Copy the data exactly, pictures aside.

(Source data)
=-=-=-=-=

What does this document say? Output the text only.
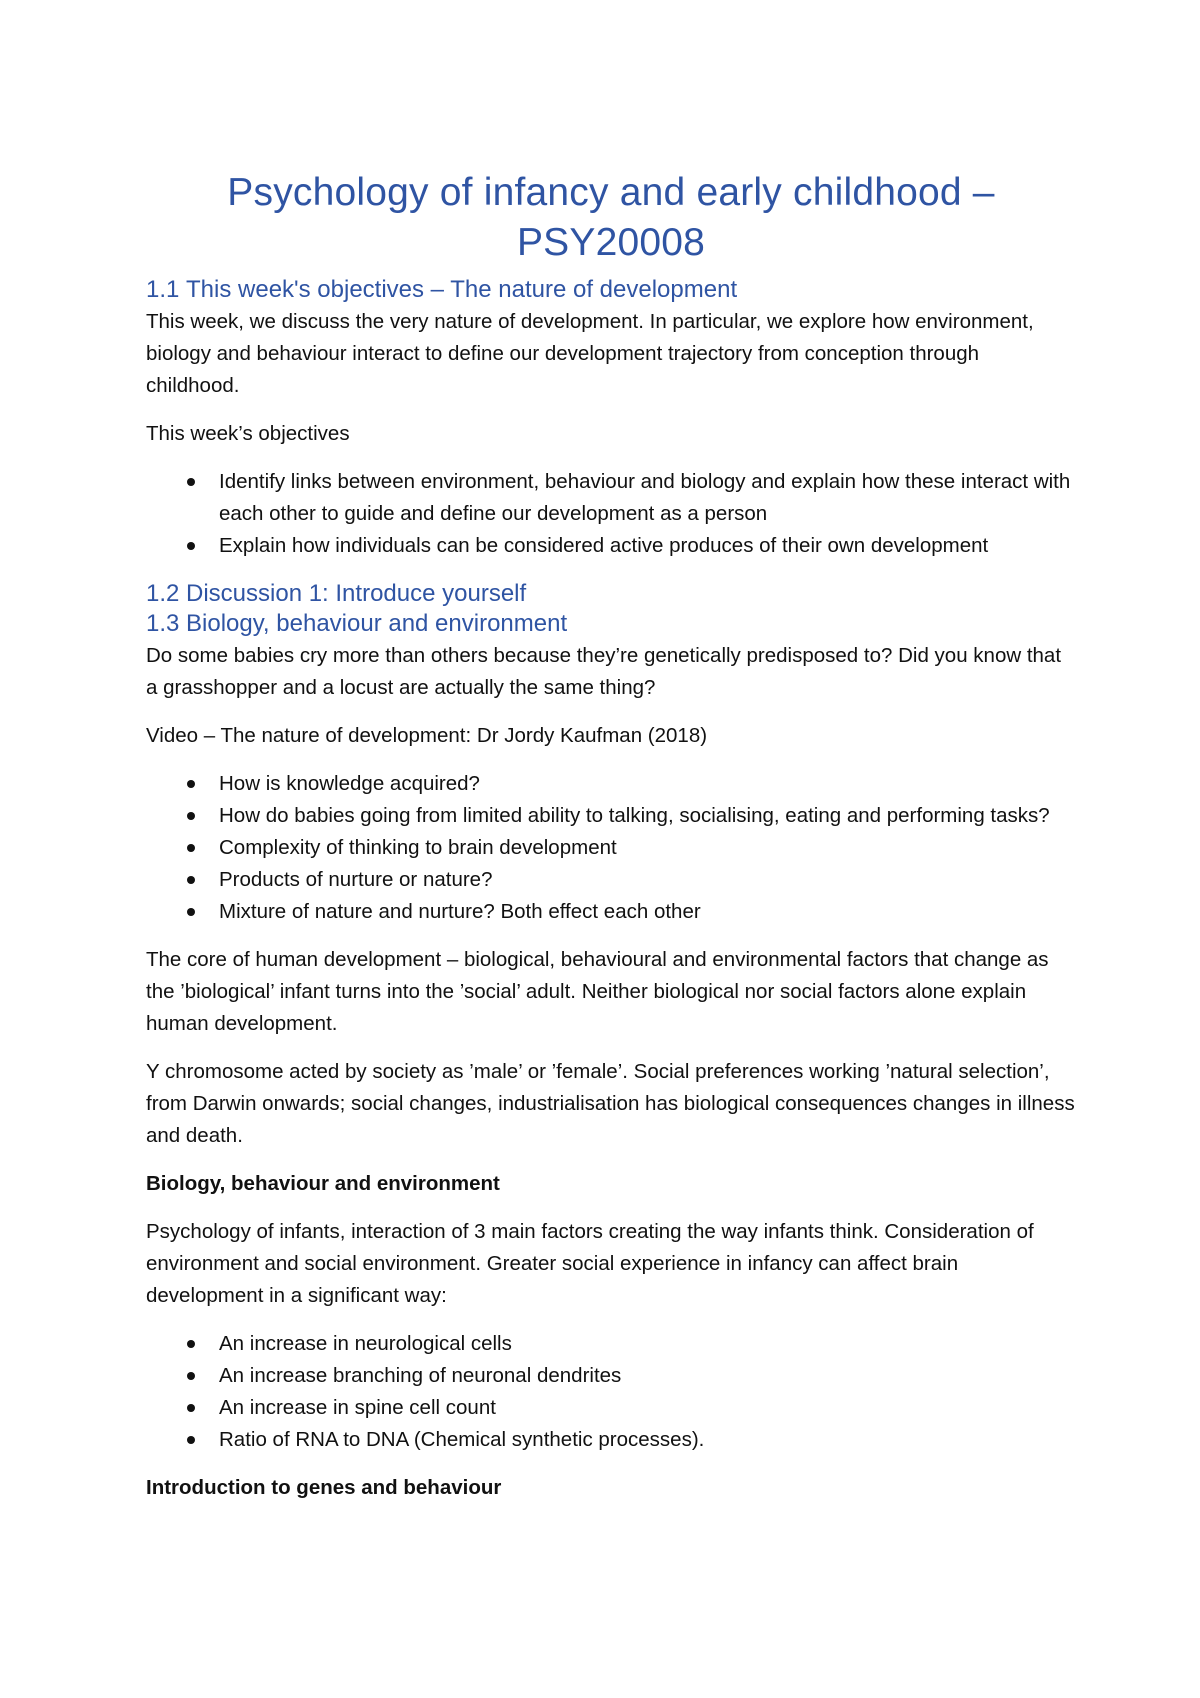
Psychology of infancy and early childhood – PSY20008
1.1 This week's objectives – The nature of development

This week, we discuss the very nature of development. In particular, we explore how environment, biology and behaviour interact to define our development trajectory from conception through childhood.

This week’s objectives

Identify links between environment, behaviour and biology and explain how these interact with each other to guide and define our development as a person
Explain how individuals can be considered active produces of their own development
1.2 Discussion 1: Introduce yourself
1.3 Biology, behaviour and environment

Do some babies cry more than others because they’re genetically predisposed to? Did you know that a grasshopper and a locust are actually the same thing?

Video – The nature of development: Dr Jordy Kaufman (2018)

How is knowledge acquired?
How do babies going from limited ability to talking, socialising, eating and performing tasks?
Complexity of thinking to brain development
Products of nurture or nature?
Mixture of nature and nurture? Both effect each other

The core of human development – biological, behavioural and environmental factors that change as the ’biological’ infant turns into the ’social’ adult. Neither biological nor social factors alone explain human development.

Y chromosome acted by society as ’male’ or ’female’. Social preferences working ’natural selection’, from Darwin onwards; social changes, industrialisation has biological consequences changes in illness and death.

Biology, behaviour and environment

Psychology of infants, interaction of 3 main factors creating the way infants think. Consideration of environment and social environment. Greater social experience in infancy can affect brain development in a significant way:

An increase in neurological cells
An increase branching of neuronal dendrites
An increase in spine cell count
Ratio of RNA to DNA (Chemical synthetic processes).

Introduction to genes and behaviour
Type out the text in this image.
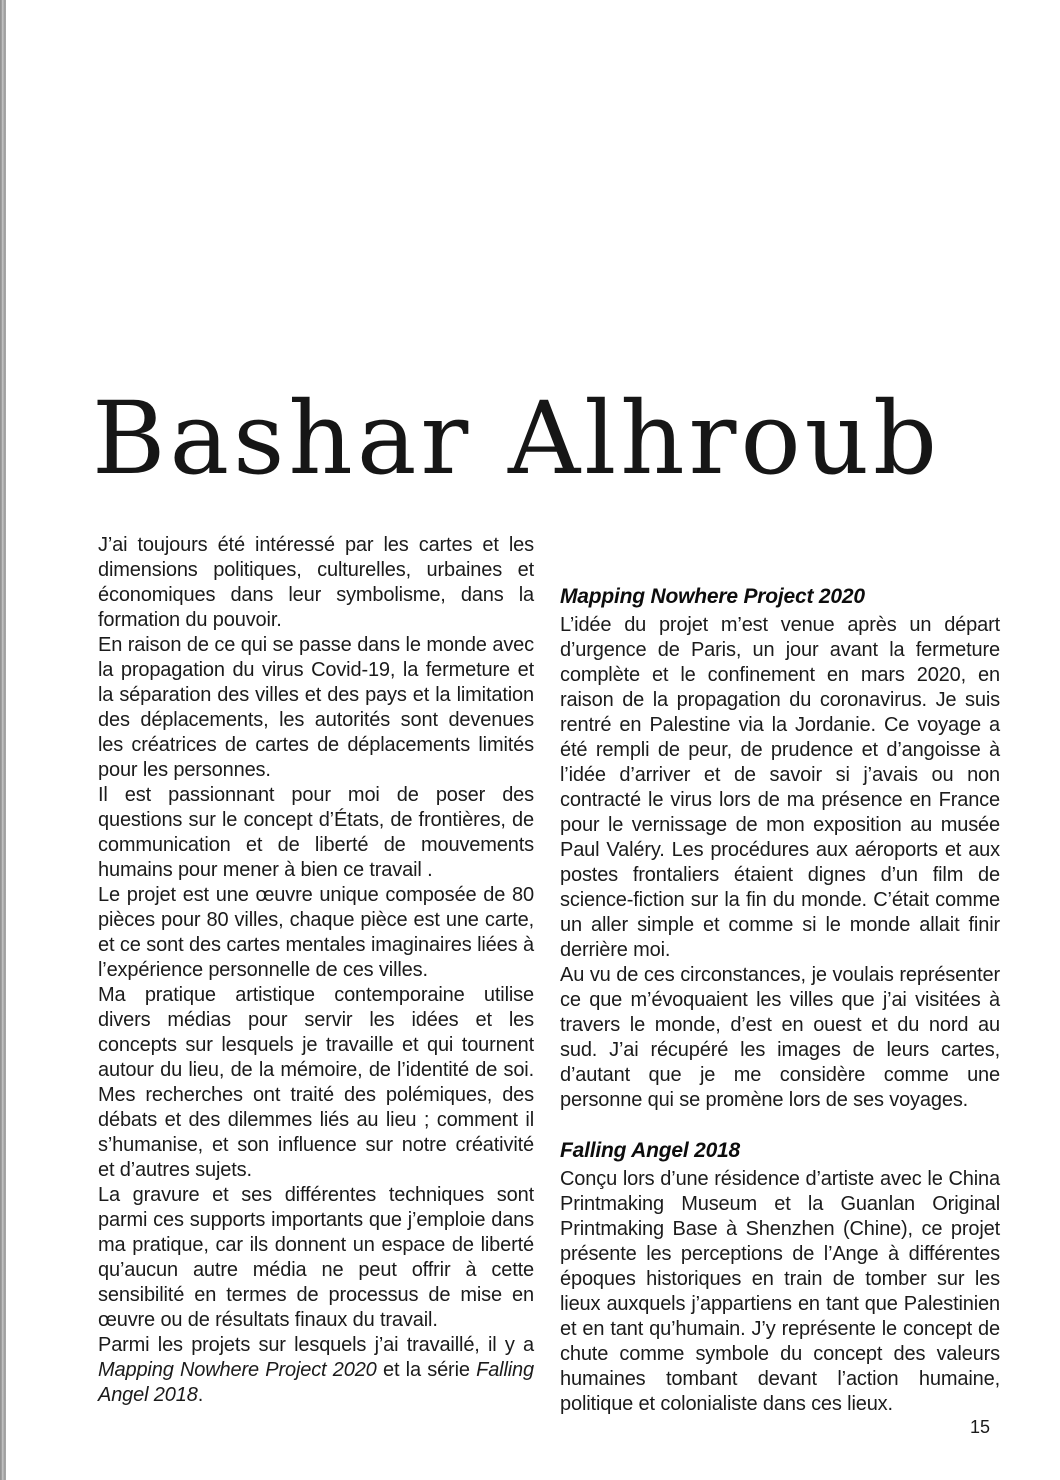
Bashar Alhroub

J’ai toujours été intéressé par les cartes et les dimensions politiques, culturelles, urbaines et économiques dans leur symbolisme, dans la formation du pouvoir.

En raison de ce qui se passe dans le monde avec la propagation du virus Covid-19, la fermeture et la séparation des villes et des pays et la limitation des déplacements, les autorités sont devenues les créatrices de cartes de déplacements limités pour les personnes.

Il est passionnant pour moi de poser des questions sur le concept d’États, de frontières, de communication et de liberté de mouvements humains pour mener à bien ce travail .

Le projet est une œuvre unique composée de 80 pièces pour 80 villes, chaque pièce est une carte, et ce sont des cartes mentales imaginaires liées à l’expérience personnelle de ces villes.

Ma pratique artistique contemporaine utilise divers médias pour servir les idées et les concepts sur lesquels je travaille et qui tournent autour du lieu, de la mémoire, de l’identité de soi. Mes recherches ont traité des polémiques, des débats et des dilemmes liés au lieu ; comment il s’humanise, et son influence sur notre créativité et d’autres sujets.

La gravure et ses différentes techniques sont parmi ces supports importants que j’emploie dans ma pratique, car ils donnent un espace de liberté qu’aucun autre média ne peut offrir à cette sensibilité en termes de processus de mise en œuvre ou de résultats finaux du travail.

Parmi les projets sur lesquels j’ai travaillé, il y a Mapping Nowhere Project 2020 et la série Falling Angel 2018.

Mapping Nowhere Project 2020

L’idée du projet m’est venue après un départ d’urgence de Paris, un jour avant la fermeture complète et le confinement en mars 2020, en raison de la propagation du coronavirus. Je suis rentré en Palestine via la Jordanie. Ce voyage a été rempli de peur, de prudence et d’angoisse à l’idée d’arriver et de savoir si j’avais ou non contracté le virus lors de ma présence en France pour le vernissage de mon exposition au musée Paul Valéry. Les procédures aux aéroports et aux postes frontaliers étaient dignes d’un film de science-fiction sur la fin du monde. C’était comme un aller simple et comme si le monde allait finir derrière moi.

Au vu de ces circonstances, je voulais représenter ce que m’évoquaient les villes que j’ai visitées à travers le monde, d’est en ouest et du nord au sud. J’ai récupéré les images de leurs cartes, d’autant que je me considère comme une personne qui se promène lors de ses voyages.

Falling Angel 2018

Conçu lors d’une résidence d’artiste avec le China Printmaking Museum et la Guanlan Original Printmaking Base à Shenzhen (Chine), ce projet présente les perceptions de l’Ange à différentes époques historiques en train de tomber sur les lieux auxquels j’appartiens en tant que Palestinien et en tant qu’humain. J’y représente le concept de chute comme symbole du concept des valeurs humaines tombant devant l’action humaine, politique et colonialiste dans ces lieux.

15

=-=-=-=-=

Written solution>
What does this document say? Output the text only.
Psychology of infancy and early childhood – PSY20008
1.1 This week's objectives – The nature of development

This week, we discuss the very nature of development. In particular, we explore how environment, biology and behaviour interact to define our development trajectory from conception through childhood.

This week’s objectives

Identify links between environment, behaviour and biology and explain how these interact with each other to guide and define our development as a person
Explain how individuals can be considered active produces of their own development
1.2 Discussion 1: Introduce yourself
1.3 Biology, behaviour and environment

Do some babies cry more than others because they’re genetically predisposed to? Did you know that a grasshopper and a locust are actually the same thing?

Video – The nature of development: Dr Jordy Kaufman (2018)

How is knowledge acquired?
How do babies going from limited ability to talking, socialising, eating and performing tasks?
Complexity of thinking to brain development
Products of nurture or nature?
Mixture of nature and nurture? Both effect each other

The core of human development – biological, behavioural and environmental factors that change as the ’biological’ infant turns into the ’social’ adult. Neither biological nor social factors alone explain human development.

Y chromosome acted by society as ’male’ or ’female’. Social preferences working ’natural selection’, from Darwin onwards; social changes, industrialisation has biological consequences changes in illness and death.

Biology, behaviour and environment

Psychology of infants, interaction of 3 main factors creating the way infants think. Consideration of environment and social environment. Greater social experience in infancy can affect brain development in a significant way:

An increase in neurological cells
An increase branching of neuronal dendrites
An increase in spine cell count
Ratio of RNA to DNA (Chemical synthetic processes).

Introduction to genes and behaviour
Type out the text in this image.
Bashar Alhroub

J’ai toujours été intéressé par les cartes et les dimensions politiques, culturelles, urbaines et économiques dans leur symbolisme, dans la formation du pouvoir.

En raison de ce qui se passe dans le monde avec la propagation du virus Covid-19, la fermeture et la séparation des villes et des pays et la limitation des déplacements, les autorités sont devenues les créatrices de cartes de déplacements limités pour les personnes.

Il est passionnant pour moi de poser des questions sur le concept d’États, de frontières, de communication et de liberté de mouvements humains pour mener à bien ce travail .

Le projet est une œuvre unique composée de 80 pièces pour 80 villes, chaque pièce est une carte, et ce sont des cartes mentales imaginaires liées à l’expérience personnelle de ces villes.

Ma pratique artistique contemporaine utilise divers médias pour servir les idées et les concepts sur lesquels je travaille et qui tournent autour du lieu, de la mémoire, de l’identité de soi. Mes recherches ont traité des polémiques, des débats et des dilemmes liés au lieu ; comment il s’humanise, et son influence sur notre créativité et d’autres sujets.

La gravure et ses différentes techniques sont parmi ces supports importants que j’emploie dans ma pratique, car ils donnent un espace de liberté qu’aucun autre média ne peut offrir à cette sensibilité en termes de processus de mise en œuvre ou de résultats finaux du travail.

Parmi les projets sur lesquels j’ai travaillé, il y a Mapping Nowhere Project 2020 et la série Falling Angel 2018.

Mapping Nowhere Project 2020

L’idée du projet m’est venue après un départ d’urgence de Paris, un jour avant la fermeture complète et le confinement en mars 2020, en raison de la propagation du coronavirus. Je suis rentré en Palestine via la Jordanie. Ce voyage a été rempli de peur, de prudence et d’angoisse à l’idée d’arriver et de savoir si j’avais ou non contracté le virus lors de ma présence en France pour le vernissage de mon exposition au musée Paul Valéry. Les procédures aux aéroports et aux postes frontaliers étaient dignes d’un film de science-fiction sur la fin du monde. C’était comme un aller simple et comme si le monde allait finir derrière moi.

Au vu de ces circonstances, je voulais représenter ce que m’évoquaient les villes que j’ai visitées à travers le monde, d’est en ouest et du nord au sud. J’ai récupéré les images de leurs cartes, d’autant que je me considère comme une personne qui se promène lors de ses voyages.

Falling Angel 2018

Conçu lors d’une résidence d’artiste avec le China Printmaking Museum et la Guanlan Original Printmaking Base à Shenzhen (Chine), ce projet présente les perceptions de l’Ange à différentes époques historiques en train de tomber sur les lieux auxquels j’appartiens en tant que Palestinien et en tant qu’humain. J’y représente le concept de chute comme symbole du concept des valeurs humaines tombant devant l’action humaine, politique et colonialiste dans ces lieux.

15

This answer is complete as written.